- Instruction
Exclude the pictures; give every entry again exactly as written.

[start Supplied records]

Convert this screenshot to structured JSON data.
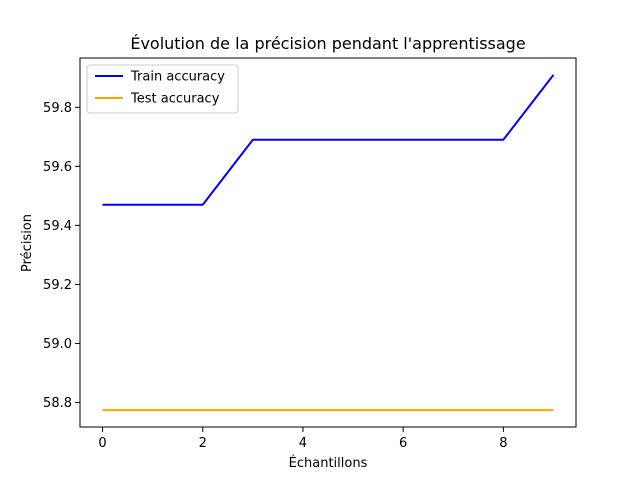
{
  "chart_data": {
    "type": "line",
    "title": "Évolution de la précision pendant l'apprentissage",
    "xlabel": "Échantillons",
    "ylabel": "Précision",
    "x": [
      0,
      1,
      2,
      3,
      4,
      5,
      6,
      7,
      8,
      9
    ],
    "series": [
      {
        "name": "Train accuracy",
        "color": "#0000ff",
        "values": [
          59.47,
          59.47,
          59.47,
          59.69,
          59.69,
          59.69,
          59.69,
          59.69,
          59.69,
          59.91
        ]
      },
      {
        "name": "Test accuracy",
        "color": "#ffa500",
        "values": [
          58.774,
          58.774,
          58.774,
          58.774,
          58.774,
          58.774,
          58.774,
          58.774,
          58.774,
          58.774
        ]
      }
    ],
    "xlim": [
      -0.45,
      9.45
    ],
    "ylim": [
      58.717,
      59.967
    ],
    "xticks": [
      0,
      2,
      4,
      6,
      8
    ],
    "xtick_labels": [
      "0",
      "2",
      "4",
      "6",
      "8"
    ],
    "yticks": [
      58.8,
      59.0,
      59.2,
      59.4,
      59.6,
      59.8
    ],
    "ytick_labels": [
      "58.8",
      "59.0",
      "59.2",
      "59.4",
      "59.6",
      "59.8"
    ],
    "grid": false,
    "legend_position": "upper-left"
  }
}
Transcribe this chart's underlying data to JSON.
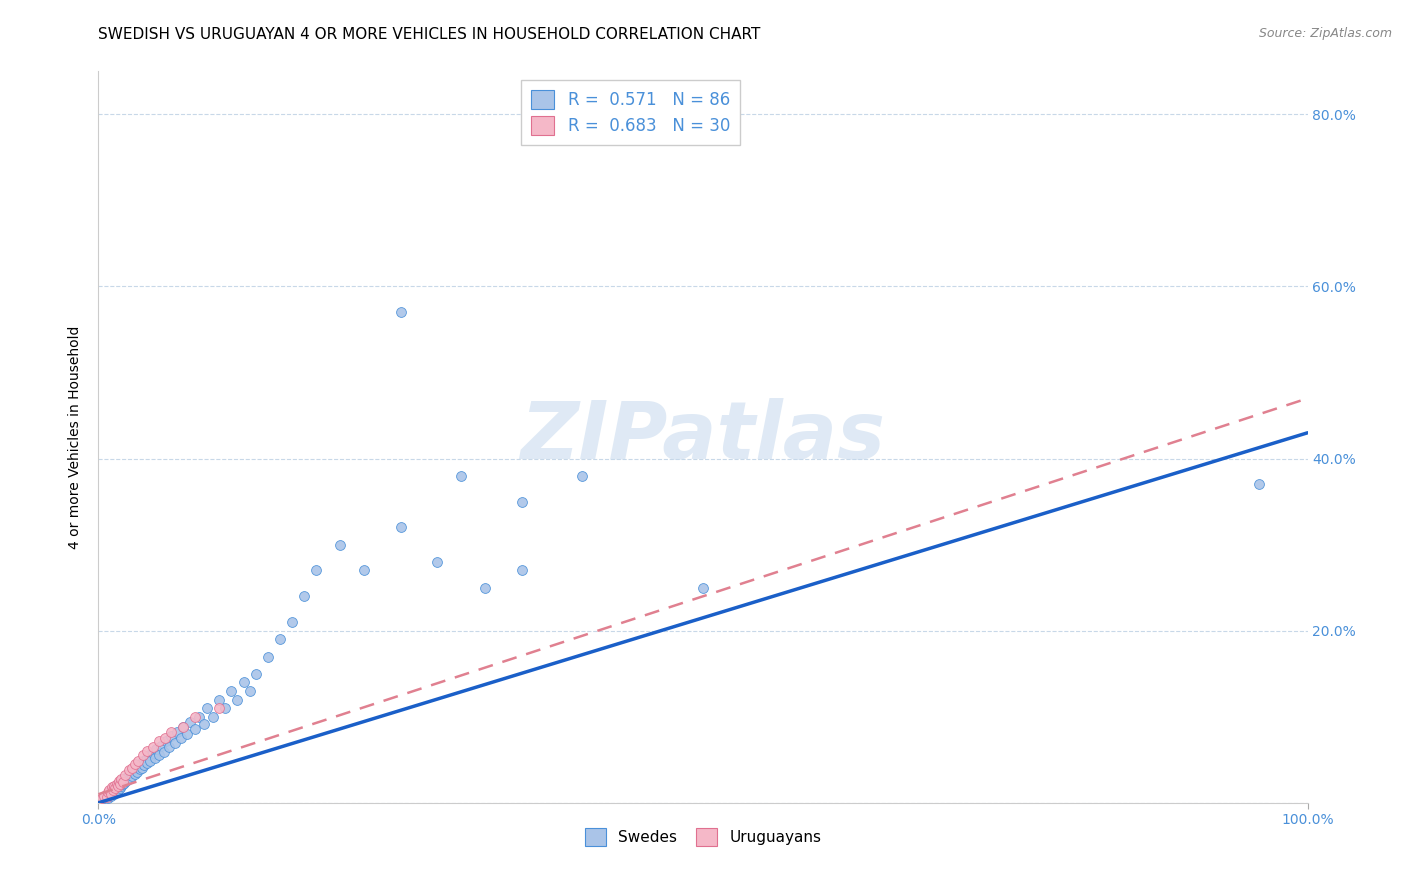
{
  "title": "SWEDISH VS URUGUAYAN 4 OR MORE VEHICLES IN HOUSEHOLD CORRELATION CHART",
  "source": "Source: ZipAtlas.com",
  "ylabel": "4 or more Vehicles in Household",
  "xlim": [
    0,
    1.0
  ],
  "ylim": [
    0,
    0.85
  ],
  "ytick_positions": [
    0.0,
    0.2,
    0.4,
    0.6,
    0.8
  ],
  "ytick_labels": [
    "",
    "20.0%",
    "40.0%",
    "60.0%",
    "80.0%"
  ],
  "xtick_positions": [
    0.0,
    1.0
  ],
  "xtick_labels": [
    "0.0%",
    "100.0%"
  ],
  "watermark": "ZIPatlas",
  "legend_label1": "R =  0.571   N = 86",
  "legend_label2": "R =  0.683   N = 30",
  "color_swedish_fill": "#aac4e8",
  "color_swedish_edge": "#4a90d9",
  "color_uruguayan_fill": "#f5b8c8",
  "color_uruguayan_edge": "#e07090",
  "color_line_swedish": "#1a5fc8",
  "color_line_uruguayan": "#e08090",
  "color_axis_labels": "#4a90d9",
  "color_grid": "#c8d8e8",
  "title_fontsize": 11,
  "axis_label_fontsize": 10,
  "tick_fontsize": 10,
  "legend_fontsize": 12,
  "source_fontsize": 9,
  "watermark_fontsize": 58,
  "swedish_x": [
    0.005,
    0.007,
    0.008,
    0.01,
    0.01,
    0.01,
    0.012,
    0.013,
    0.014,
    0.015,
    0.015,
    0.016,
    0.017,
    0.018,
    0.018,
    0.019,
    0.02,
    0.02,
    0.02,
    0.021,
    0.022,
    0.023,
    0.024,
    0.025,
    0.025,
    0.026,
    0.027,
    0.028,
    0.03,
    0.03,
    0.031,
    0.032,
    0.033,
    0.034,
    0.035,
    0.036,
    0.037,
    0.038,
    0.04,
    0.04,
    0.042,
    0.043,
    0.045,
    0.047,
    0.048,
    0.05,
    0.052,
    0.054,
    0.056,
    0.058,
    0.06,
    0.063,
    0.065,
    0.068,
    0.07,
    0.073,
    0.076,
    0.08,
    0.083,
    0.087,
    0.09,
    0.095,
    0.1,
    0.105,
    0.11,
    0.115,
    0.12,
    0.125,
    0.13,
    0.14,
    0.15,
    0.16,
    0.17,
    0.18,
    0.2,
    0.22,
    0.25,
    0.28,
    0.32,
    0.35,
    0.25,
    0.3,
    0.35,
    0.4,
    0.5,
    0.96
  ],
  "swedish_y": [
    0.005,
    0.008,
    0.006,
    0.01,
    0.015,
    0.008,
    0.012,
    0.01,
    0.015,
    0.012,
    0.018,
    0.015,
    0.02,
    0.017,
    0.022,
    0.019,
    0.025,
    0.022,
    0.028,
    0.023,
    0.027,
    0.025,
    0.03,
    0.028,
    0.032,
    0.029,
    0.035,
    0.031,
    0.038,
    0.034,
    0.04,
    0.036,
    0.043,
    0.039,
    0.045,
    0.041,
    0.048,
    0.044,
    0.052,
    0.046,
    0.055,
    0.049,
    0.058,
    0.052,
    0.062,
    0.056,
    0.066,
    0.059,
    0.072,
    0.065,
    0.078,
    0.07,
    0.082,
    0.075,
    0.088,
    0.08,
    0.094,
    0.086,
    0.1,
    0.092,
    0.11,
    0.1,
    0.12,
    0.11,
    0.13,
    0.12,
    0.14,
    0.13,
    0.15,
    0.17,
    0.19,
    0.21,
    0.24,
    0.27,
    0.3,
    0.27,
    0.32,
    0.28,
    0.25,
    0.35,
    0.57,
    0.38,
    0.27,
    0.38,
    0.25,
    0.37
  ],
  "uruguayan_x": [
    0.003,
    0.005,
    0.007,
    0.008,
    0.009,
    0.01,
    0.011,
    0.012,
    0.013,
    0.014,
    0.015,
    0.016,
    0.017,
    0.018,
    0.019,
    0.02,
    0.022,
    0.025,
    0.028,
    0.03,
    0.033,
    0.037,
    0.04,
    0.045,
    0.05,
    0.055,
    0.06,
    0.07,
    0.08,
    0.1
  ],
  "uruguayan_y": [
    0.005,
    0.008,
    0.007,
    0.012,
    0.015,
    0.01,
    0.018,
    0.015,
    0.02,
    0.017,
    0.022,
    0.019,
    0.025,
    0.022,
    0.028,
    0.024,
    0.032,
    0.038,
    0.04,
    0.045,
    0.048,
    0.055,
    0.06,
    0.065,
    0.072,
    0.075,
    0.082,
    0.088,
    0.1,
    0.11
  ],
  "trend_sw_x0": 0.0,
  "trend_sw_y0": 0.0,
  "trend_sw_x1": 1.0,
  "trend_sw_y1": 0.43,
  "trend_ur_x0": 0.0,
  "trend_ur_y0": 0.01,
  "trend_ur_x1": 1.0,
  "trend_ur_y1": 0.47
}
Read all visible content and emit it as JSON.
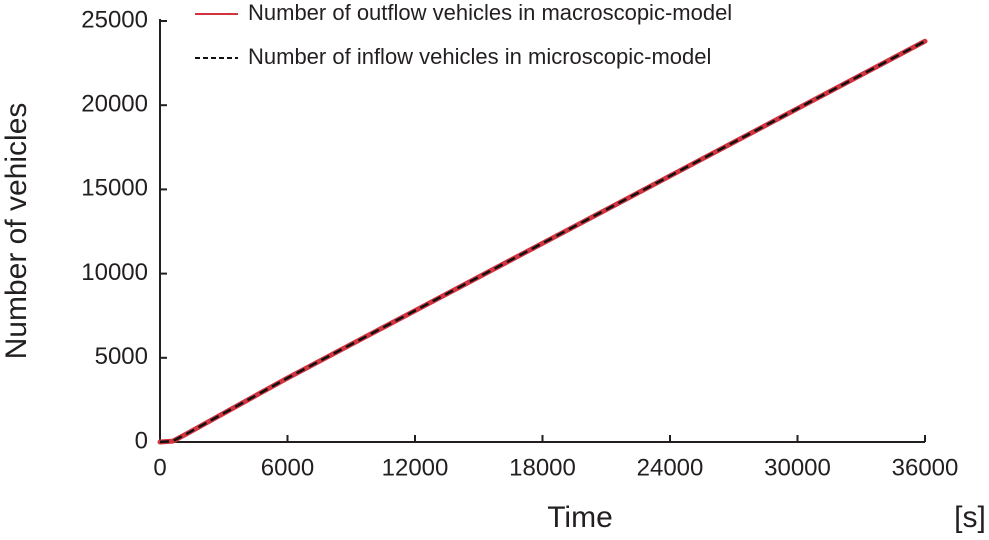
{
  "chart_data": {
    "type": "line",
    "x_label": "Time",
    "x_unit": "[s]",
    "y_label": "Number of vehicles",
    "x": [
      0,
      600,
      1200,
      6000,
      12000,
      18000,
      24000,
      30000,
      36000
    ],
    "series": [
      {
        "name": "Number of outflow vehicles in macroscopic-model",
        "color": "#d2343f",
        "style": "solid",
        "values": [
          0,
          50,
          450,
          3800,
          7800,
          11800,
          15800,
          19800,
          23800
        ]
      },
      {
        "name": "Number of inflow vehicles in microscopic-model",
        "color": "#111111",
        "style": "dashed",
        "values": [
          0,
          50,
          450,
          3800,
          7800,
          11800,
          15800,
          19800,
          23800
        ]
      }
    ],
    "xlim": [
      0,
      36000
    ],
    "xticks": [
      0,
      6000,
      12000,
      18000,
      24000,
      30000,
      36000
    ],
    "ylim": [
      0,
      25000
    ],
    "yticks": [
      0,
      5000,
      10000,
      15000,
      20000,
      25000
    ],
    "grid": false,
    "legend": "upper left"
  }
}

[end Supplied records]

- Solution
Convert this screenshot to structured JSON data.
{
  "chart_data": {
    "type": "line",
    "title": "Évolution de la précision pendant l'apprentissage",
    "xlabel": "Échantillons",
    "ylabel": "Précision",
    "x": [
      0,
      1,
      2,
      3,
      4,
      5,
      6,
      7,
      8,
      9
    ],
    "series": [
      {
        "name": "Train accuracy",
        "color": "#0000ff",
        "values": [
          59.47,
          59.47,
          59.47,
          59.69,
          59.69,
          59.69,
          59.69,
          59.69,
          59.69,
          59.91
        ]
      },
      {
        "name": "Test accuracy",
        "color": "#ffa500",
        "values": [
          58.774,
          58.774,
          58.774,
          58.774,
          58.774,
          58.774,
          58.774,
          58.774,
          58.774,
          58.774
        ]
      }
    ],
    "xlim": [
      -0.45,
      9.45
    ],
    "ylim": [
      58.717,
      59.967
    ],
    "xticks": [
      0,
      2,
      4,
      6,
      8
    ],
    "xtick_labels": [
      "0",
      "2",
      "4",
      "6",
      "8"
    ],
    "yticks": [
      58.8,
      59.0,
      59.2,
      59.4,
      59.6,
      59.8
    ],
    "ytick_labels": [
      "58.8",
      "59.0",
      "59.2",
      "59.4",
      "59.6",
      "59.8"
    ],
    "grid": false,
    "legend_position": "upper-left"
  }
}
Transcribe this chart's underlying data to JSON.
{
  "title": "SWEDISH VS URUGUAYAN 4 OR MORE VEHICLES IN HOUSEHOLD CORRELATION CHART",
  "source": "Source: ZipAtlas.com",
  "ylabel": "4 or more Vehicles in Household",
  "xlim": [
    0,
    1.0
  ],
  "ylim": [
    0,
    0.85
  ],
  "ytick_positions": [
    0.0,
    0.2,
    0.4,
    0.6,
    0.8
  ],
  "ytick_labels": [
    "",
    "20.0%",
    "40.0%",
    "60.0%",
    "80.0%"
  ],
  "xtick_positions": [
    0.0,
    1.0
  ],
  "xtick_labels": [
    "0.0%",
    "100.0%"
  ],
  "watermark": "ZIPatlas",
  "legend_label1": "R =  0.571   N = 86",
  "legend_label2": "R =  0.683   N = 30",
  "color_swedish_fill": "#aac4e8",
  "color_swedish_edge": "#4a90d9",
  "color_uruguayan_fill": "#f5b8c8",
  "color_uruguayan_edge": "#e07090",
  "color_line_swedish": "#1a5fc8",
  "color_line_uruguayan": "#e08090",
  "color_axis_labels": "#4a90d9",
  "color_grid": "#c8d8e8",
  "title_fontsize": 11,
  "axis_label_fontsize": 10,
  "tick_fontsize": 10,
  "legend_fontsize": 12,
  "source_fontsize": 9,
  "watermark_fontsize": 58,
  "swedish_x": [
    0.005,
    0.007,
    0.008,
    0.01,
    0.01,
    0.01,
    0.012,
    0.013,
    0.014,
    0.015,
    0.015,
    0.016,
    0.017,
    0.018,
    0.018,
    0.019,
    0.02,
    0.02,
    0.02,
    0.021,
    0.022,
    0.023,
    0.024,
    0.025,
    0.025,
    0.026,
    0.027,
    0.028,
    0.03,
    0.03,
    0.031,
    0.032,
    0.033,
    0.034,
    0.035,
    0.036,
    0.037,
    0.038,
    0.04,
    0.04,
    0.042,
    0.043,
    0.045,
    0.047,
    0.048,
    0.05,
    0.052,
    0.054,
    0.056,
    0.058,
    0.06,
    0.063,
    0.065,
    0.068,
    0.07,
    0.073,
    0.076,
    0.08,
    0.083,
    0.087,
    0.09,
    0.095,
    0.1,
    0.105,
    0.11,
    0.115,
    0.12,
    0.125,
    0.13,
    0.14,
    0.15,
    0.16,
    0.17,
    0.18,
    0.2,
    0.22,
    0.25,
    0.28,
    0.32,
    0.35,
    0.25,
    0.3,
    0.35,
    0.4,
    0.5,
    0.96
  ],
  "swedish_y": [
    0.005,
    0.008,
    0.006,
    0.01,
    0.015,
    0.008,
    0.012,
    0.01,
    0.015,
    0.012,
    0.018,
    0.015,
    0.02,
    0.017,
    0.022,
    0.019,
    0.025,
    0.022,
    0.028,
    0.023,
    0.027,
    0.025,
    0.03,
    0.028,
    0.032,
    0.029,
    0.035,
    0.031,
    0.038,
    0.034,
    0.04,
    0.036,
    0.043,
    0.039,
    0.045,
    0.041,
    0.048,
    0.044,
    0.052,
    0.046,
    0.055,
    0.049,
    0.058,
    0.052,
    0.062,
    0.056,
    0.066,
    0.059,
    0.072,
    0.065,
    0.078,
    0.07,
    0.082,
    0.075,
    0.088,
    0.08,
    0.094,
    0.086,
    0.1,
    0.092,
    0.11,
    0.1,
    0.12,
    0.11,
    0.13,
    0.12,
    0.14,
    0.13,
    0.15,
    0.17,
    0.19,
    0.21,
    0.24,
    0.27,
    0.3,
    0.27,
    0.32,
    0.28,
    0.25,
    0.35,
    0.57,
    0.38,
    0.27,
    0.38,
    0.25,
    0.37
  ],
  "uruguayan_x": [
    0.003,
    0.005,
    0.007,
    0.008,
    0.009,
    0.01,
    0.011,
    0.012,
    0.013,
    0.014,
    0.015,
    0.016,
    0.017,
    0.018,
    0.019,
    0.02,
    0.022,
    0.025,
    0.028,
    0.03,
    0.033,
    0.037,
    0.04,
    0.045,
    0.05,
    0.055,
    0.06,
    0.07,
    0.08,
    0.1
  ],
  "uruguayan_y": [
    0.005,
    0.008,
    0.007,
    0.012,
    0.015,
    0.01,
    0.018,
    0.015,
    0.02,
    0.017,
    0.022,
    0.019,
    0.025,
    0.022,
    0.028,
    0.024,
    0.032,
    0.038,
    0.04,
    0.045,
    0.048,
    0.055,
    0.06,
    0.065,
    0.072,
    0.075,
    0.082,
    0.088,
    0.1,
    0.11
  ],
  "trend_sw_x0": 0.0,
  "trend_sw_y0": 0.0,
  "trend_sw_x1": 1.0,
  "trend_sw_y1": 0.43,
  "trend_ur_x0": 0.0,
  "trend_ur_y0": 0.01,
  "trend_ur_x1": 1.0,
  "trend_ur_y1": 0.47
}
Read all visible content and emit it as JSON.
{
  "chart_data": {
    "type": "line",
    "x_label": "Time",
    "x_unit": "[s]",
    "y_label": "Number of vehicles",
    "x": [
      0,
      600,
      1200,
      6000,
      12000,
      18000,
      24000,
      30000,
      36000
    ],
    "series": [
      {
        "name": "Number of outflow vehicles in macroscopic-model",
        "color": "#d2343f",
        "style": "solid",
        "values": [
          0,
          50,
          450,
          3800,
          7800,
          11800,
          15800,
          19800,
          23800
        ]
      },
      {
        "name": "Number of inflow vehicles in microscopic-model",
        "color": "#111111",
        "style": "dashed",
        "values": [
          0,
          50,
          450,
          3800,
          7800,
          11800,
          15800,
          19800,
          23800
        ]
      }
    ],
    "xlim": [
      0,
      36000
    ],
    "xticks": [
      0,
      6000,
      12000,
      18000,
      24000,
      30000,
      36000
    ],
    "ylim": [
      0,
      25000
    ],
    "yticks": [
      0,
      5000,
      10000,
      15000,
      20000,
      25000
    ],
    "grid": false,
    "legend": "upper left"
  }
}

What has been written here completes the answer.